Repeat the records word for word, excluding any picture.

· · · · · · ·

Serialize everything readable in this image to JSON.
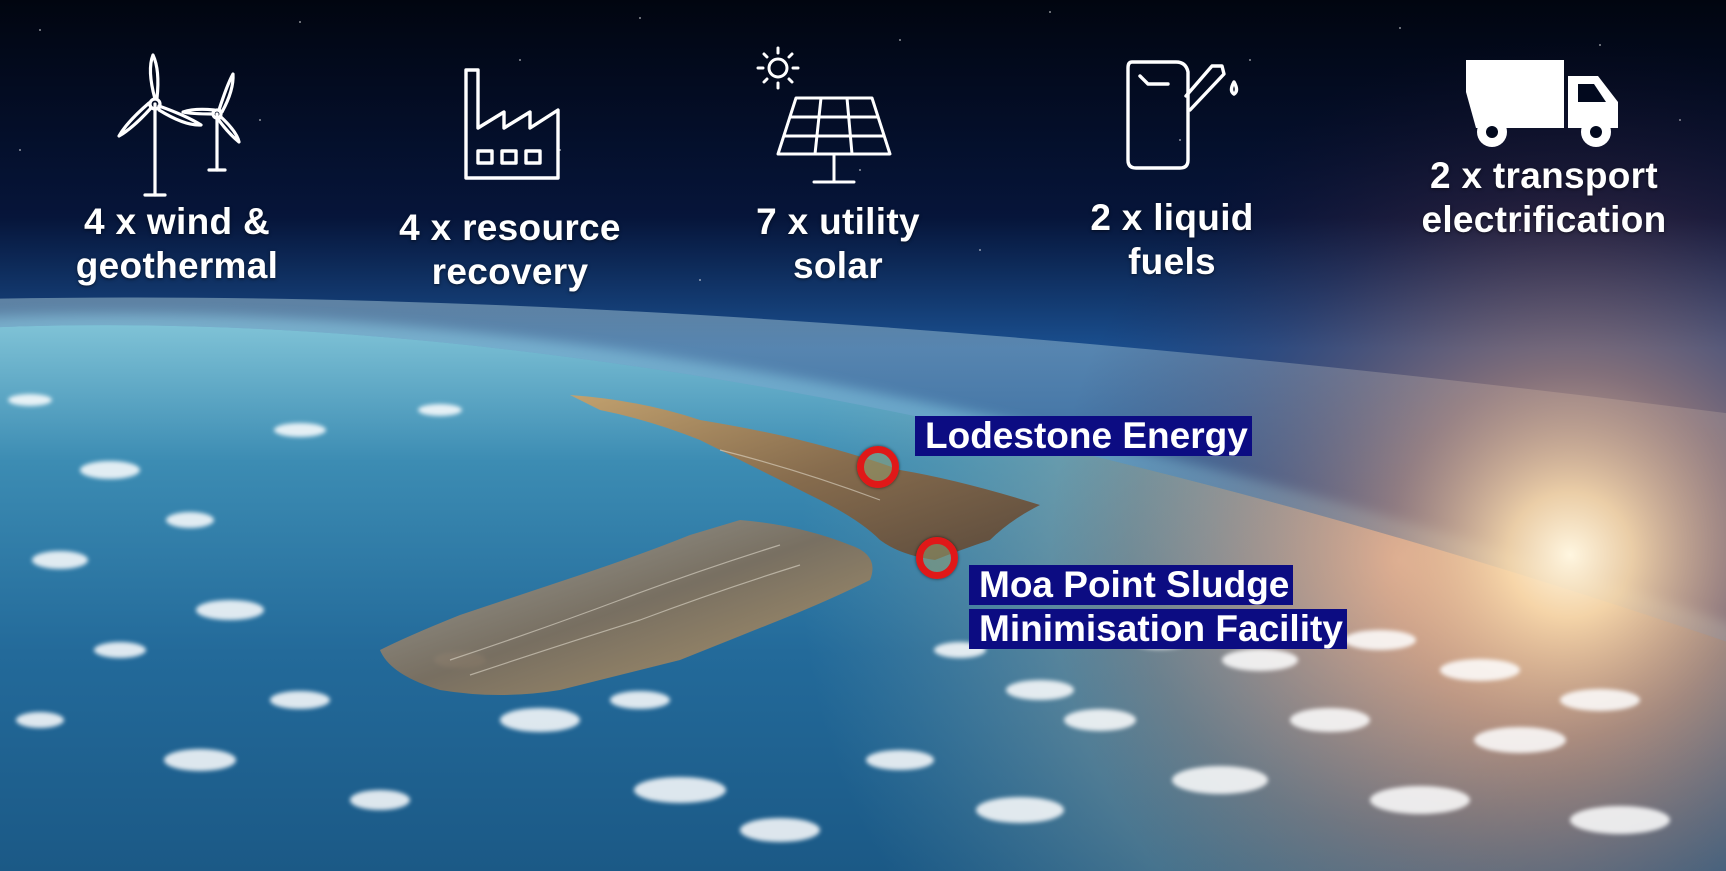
{
  "categories": [
    {
      "icon": "wind-turbine-icon",
      "line1": "4 x wind &",
      "line2": "geothermal"
    },
    {
      "icon": "factory-icon",
      "line1": "4 x resource",
      "line2": "recovery"
    },
    {
      "icon": "solar-panel-icon",
      "line1": "7 x utility",
      "line2": "solar"
    },
    {
      "icon": "fuel-can-icon",
      "line1": "2 x liquid",
      "line2": "fuels"
    },
    {
      "icon": "truck-icon",
      "line1": "2 x transport",
      "line2": "electrification"
    }
  ],
  "locations": [
    {
      "name": "Lodestone Energy"
    },
    {
      "line1": "Moa Point Sludge",
      "line2": "Minimisation Facility"
    }
  ],
  "colors": {
    "space": "#02091e",
    "ocean": "#2f7fa8",
    "callout_bg": "#0c0c82",
    "pin": "#e01818",
    "text": "#ffffff"
  }
}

· · · · · · ·

■ **SOLUTION TO THE PROBLEM**
Serialize everything readable in this image to JSON.
{
  "categories": [
    {
      "icon": "wind-turbine-icon",
      "line1": "4 x wind &",
      "line2": "geothermal"
    },
    {
      "icon": "factory-icon",
      "line1": "4 x resource",
      "line2": "recovery"
    },
    {
      "icon": "solar-panel-icon",
      "line1": "7 x utility",
      "line2": "solar"
    },
    {
      "icon": "fuel-can-icon",
      "line1": "2 x liquid",
      "line2": "fuels"
    },
    {
      "icon": "truck-icon",
      "line1": "2 x transport",
      "line2": "electrification"
    }
  ],
  "locations": [
    {
      "name": "Lodestone Energy"
    },
    {
      "line1": "Moa Point Sludge",
      "line2": "Minimisation Facility"
    }
  ],
  "colors": {
    "space": "#02091e",
    "ocean": "#2f7fa8",
    "callout_bg": "#0c0c82",
    "pin": "#e01818",
    "text": "#ffffff"
  }
}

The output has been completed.